[Records excerpted from a collection]

......

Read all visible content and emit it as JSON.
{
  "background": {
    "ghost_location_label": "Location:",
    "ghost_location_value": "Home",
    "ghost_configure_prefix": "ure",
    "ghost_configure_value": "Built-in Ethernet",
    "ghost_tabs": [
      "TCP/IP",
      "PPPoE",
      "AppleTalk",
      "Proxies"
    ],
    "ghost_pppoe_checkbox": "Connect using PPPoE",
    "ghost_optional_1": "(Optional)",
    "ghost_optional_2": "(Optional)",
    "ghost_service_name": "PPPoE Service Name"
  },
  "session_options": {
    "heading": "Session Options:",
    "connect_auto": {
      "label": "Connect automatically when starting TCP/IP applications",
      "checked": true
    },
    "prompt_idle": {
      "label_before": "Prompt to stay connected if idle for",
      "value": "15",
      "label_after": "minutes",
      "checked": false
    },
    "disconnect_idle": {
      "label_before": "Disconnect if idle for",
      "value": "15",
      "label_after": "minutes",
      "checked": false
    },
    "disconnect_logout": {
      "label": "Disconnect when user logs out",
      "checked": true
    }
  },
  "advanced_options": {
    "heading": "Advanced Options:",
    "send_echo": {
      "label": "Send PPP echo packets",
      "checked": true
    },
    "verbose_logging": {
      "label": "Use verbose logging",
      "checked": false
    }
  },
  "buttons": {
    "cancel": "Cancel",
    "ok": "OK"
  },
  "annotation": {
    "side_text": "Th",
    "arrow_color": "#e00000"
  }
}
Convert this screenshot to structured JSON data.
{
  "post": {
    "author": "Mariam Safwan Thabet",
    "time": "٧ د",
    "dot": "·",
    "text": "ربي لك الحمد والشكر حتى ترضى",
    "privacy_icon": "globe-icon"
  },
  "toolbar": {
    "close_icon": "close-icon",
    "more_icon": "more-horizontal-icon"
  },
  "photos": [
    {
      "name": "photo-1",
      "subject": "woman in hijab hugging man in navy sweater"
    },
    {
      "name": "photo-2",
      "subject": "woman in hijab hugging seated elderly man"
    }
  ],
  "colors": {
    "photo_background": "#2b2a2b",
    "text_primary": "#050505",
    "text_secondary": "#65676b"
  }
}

......

§ **SHORT PROBLEM**
Output all of the material, please, exactly as it stands.

§ **RESULT FOR THIS EXERCISE**
Read all visible content and emit it as JSON.
{
  "background": {
    "ghost_location_label": "Location:",
    "ghost_location_value": "Home",
    "ghost_configure_prefix": "ure",
    "ghost_configure_value": "Built-in Ethernet",
    "ghost_tabs": [
      "TCP/IP",
      "PPPoE",
      "AppleTalk",
      "Proxies"
    ],
    "ghost_pppoe_checkbox": "Connect using PPPoE",
    "ghost_optional_1": "(Optional)",
    "ghost_optional_2": "(Optional)",
    "ghost_service_name": "PPPoE Service Name"
  },
  "session_options": {
    "heading": "Session Options:",
    "connect_auto": {
      "label": "Connect automatically when starting TCP/IP applications",
      "checked": true
    },
    "prompt_idle": {
      "label_before": "Prompt to stay connected if idle for",
      "value": "15",
      "label_after": "minutes",
      "checked": false
    },
    "disconnect_idle": {
      "label_before": "Disconnect if idle for",
      "value": "15",
      "label_after": "minutes",
      "checked": false
    },
    "disconnect_logout": {
      "label": "Disconnect when user logs out",
      "checked": true
    }
  },
  "advanced_options": {
    "heading": "Advanced Options:",
    "send_echo": {
      "label": "Send PPP echo packets",
      "checked": true
    },
    "verbose_logging": {
      "label": "Use verbose logging",
      "checked": false
    }
  },
  "buttons": {
    "cancel": "Cancel",
    "ok": "OK"
  },
  "annotation": {
    "side_text": "Th",
    "arrow_color": "#e00000"
  }
}
Convert this screenshot to structured JSON data.
{
  "post": {
    "author": "Mariam Safwan Thabet",
    "time": "٧ د",
    "dot": "·",
    "text": "ربي لك الحمد والشكر حتى ترضى",
    "privacy_icon": "globe-icon"
  },
  "toolbar": {
    "close_icon": "close-icon",
    "more_icon": "more-horizontal-icon"
  },
  "photos": [
    {
      "name": "photo-1",
      "subject": "woman in hijab hugging man in navy sweater"
    },
    {
      "name": "photo-2",
      "subject": "woman in hijab hugging seated elderly man"
    }
  ],
  "colors": {
    "photo_background": "#2b2a2b",
    "text_primary": "#050505",
    "text_secondary": "#65676b"
  }
}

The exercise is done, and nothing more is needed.